(Beginning of EXCERPTED PASSAGE)

An Internal Standard-Assisted Synthesis and Degradation Proteomic Approach Reveals the Potential Linkage between VPS4B Depletion and Activation of Fatty Acid β-Oxidation in Breast Cancer Cells

Abstract

The endosomal/lysosomal system, in particular the endosomal sorting complexes required for transport (ESCRTs), plays an essential role in regulating the trafficking and destination of endocytosed receptors and their associated signaling molecules. Recently, we have shown that dysfunction and down-regulation of vacuolar protein sorting 4B (VPS4B), an ESCRT-III associated protein, under hypoxic conditions can lead to the abnormal accumulation of epidermal growth factor receptor (EGFR) and aberrant EGFR signaling in breast cancer. However, the pathophysiological consequences of VPS4B dysfunction remain largely elusive. In this study, we used an internal standard-assisted synthesis and degradation mass spectrometry (iSDMS) method, which permits the direct measurement of protein synthesis, degradation and protein dynamic expression, to address the effects of VPS4B dysfunction in altering EGF-mediated protein expression. Our initial results indicate that VPS4B down-regulation decreases the expression of many proteins involved in glycolytic pathways, while increased the expression of proteins with roles in mitochondrial fatty acid β-oxidation were up-regulated in VPS4B-depleted cells. This observation is also consistent with our previous finding that hypoxia can induce VPS4B down-regulated, suggesting that the adoption of fatty acid β-oxidation could potentially serve as an alternative energy source and survival mechanism for breast cancer cells in response to hypoxia-mediated VPS4B dysfunction.

Figure 1

Using internal standard-assisted synthesis and degradation mass spectrometry (iSDMS) to study the roles of EGF on global protein synthesis and degradation. SKBR3_shVPS4B and the parental SKBR3 cells were first labeled with ¹³C₆-arginine (Arg6) and D₄-lysine (Lys4) medium (labeled in red). After overnight serum starvation, Arg6/Lys4-labeled cells were stimulated with 100 ng/mL EGF in medium supplemented with regular arginine (Arg0) and lysine (Lys0) for 0, 2, 6, 12, and 24 hr (labeled in blue). Protein isolated from SKBR3_shVPS4B cells labeled with ¹³C₆ ¹⁵N₄-arginine (Arg10) and ¹³C₆ ¹⁵N₂-lysine (Lys8)—internal standard (labeled in green)—was spiked into each sample at a ratio of 1 : 3 (wt/wt). The mixtures were digested by the Filter Aided Sample Preparation (FASP) procedure, followed by strong anion exchange (SAX) peptide fractionation. Peptides were analyzed by online LC-MS/MS using an LTQ-Orbitrap mass spectrometer. The relative abundance of the newly synthesized (A _l) or preexisting peptides (A _m) was defined as the ratio of mass spectrometric peak intensities of the unlabeled peptides (I _l) or Arg6/Lys4-labeled peptides (I _m) to the intensities of the Arg10/Lys8-labeled peptides (I _h), respectively.

(End of EXCERPTED PASSAGE)
(Beginning of INFORMATION SUPPLIED)

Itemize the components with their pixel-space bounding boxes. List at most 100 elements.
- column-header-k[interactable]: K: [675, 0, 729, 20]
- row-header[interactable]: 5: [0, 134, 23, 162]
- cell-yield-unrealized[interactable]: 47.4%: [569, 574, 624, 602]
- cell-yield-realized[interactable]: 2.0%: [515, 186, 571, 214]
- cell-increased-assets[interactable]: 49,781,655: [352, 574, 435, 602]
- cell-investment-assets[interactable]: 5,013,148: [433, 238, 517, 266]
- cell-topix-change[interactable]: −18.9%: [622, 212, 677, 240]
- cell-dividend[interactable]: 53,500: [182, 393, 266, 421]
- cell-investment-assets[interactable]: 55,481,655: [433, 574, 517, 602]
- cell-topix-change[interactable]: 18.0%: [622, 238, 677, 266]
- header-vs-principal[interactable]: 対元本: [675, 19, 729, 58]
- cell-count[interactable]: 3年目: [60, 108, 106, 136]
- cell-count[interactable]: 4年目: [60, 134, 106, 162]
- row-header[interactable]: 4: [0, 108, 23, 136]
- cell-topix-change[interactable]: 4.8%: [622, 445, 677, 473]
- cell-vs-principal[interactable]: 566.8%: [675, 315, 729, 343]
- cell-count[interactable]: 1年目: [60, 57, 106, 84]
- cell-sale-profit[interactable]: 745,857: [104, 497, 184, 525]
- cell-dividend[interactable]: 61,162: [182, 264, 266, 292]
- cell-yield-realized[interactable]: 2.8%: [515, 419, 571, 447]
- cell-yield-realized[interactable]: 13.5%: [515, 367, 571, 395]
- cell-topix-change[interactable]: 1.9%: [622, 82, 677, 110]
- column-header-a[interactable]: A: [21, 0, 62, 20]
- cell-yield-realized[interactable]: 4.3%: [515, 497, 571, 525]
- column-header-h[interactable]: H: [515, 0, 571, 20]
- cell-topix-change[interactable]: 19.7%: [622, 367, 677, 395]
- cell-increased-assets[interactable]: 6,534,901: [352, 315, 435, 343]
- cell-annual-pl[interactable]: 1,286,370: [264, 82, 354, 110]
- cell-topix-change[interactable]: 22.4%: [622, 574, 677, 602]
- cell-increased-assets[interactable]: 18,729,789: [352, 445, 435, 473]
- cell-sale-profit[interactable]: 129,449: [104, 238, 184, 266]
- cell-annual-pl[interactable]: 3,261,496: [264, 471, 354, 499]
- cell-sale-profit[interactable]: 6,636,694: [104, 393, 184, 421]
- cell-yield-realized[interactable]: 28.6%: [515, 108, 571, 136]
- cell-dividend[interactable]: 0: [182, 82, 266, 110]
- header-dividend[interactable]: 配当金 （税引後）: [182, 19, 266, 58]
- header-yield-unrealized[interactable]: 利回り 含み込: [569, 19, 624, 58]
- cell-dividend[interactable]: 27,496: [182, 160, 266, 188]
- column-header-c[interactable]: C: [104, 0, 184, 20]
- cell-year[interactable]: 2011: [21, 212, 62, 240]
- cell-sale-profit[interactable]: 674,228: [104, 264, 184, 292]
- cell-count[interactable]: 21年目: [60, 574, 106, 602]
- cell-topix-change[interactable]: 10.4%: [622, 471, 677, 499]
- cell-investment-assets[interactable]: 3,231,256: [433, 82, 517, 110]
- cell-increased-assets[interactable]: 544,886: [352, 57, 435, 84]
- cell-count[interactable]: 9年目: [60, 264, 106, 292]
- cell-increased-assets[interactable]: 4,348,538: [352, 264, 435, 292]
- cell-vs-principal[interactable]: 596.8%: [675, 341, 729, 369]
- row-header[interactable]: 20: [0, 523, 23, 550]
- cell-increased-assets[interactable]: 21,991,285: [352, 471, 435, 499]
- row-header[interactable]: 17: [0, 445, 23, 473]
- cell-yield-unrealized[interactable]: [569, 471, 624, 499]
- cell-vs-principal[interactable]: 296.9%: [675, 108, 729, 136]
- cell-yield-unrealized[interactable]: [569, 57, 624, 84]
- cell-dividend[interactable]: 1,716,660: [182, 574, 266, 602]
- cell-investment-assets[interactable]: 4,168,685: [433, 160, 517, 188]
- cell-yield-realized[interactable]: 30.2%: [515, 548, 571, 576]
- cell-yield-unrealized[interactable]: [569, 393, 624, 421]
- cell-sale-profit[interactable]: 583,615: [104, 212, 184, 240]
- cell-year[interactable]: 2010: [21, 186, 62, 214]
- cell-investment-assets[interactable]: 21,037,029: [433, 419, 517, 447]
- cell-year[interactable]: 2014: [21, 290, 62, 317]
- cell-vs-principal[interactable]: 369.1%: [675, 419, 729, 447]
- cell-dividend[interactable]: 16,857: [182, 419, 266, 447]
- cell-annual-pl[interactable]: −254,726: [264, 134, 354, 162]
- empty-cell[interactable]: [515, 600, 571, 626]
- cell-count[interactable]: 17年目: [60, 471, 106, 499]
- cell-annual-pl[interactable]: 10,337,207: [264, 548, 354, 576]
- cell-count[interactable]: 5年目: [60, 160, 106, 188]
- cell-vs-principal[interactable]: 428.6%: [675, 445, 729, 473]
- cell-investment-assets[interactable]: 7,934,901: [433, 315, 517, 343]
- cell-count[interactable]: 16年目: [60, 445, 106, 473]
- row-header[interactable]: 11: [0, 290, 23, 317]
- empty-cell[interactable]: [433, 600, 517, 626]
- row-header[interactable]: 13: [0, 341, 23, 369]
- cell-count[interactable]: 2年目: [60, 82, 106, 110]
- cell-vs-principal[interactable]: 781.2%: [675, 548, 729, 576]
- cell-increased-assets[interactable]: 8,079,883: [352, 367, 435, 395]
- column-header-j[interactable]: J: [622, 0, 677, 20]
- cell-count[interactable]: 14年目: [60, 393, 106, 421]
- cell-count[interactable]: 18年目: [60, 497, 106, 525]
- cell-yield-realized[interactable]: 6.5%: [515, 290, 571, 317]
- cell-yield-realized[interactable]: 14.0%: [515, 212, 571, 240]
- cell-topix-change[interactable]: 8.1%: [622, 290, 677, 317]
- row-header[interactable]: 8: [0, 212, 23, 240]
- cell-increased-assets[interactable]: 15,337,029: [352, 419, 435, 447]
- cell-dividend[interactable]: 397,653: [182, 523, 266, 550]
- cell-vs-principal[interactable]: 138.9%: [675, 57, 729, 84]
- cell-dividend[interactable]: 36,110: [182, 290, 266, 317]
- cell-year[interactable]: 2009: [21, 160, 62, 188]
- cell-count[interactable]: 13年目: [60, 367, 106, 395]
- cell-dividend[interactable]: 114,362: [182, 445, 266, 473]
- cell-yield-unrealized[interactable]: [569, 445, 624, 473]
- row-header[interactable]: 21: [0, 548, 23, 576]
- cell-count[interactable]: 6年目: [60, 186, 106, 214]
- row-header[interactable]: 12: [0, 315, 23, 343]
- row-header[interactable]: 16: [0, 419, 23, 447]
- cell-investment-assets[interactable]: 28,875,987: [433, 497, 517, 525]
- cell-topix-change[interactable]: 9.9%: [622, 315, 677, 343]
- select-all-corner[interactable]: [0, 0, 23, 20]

(End of INFORMATION SUPPLIED)

> _WORK TO COMPLETE_
• 1. In the VPS4B proteomics passage, at what weight ratio was the internal standard added to each sample?
• 2. Resume the VPS4B proteomics passage after its final sentence.
This work does not use the data.

> _EXPECTED RESULTS_
• 1. 1 : 3 (wt/wt).

• 2.
Figure 2

VPS4B downregulation decreases the expression of fatty acid synthase (FASN) in SKBR3_shVPS4B cells. Representative MS1 spectra of fatty acid synthase peptide SLLVNPEGPTLMR in SKBR3 (a) and SKBR3_shVPS4B cells (b). The relative abundance of unlabeled peptides (A _l, labeled in blue) or labeled peptides (A _m, label in red), expressed as mean ± standard  deviation, was calculated by our in-house software, IsoQuant [38]. VPS4B downregulation increased the degradation rate of the SLLVNPEGPTLMR FASN peptide (c) and decreased its synthesis rate (d) in SKBR3 cells, which was related to the decrease of its relative abundance after EGF treatment (e).

Figure 3

The role of VPS4B downregulation on the alteration of global protein synthesis and degradation after EGF treatment. Ratios of synthesis rates of SKBR3_shVPS4B versus SKBR3 cells (y axis) are plotted against ratios of degradation rate constants of SKBR3_shVPS4B versus SKBR3 cells (x axis). Diamonds represent log⁡₂ ratios of protein expression at 24 hr between the two cell lines, and the relative values of which are indicated on the color scale.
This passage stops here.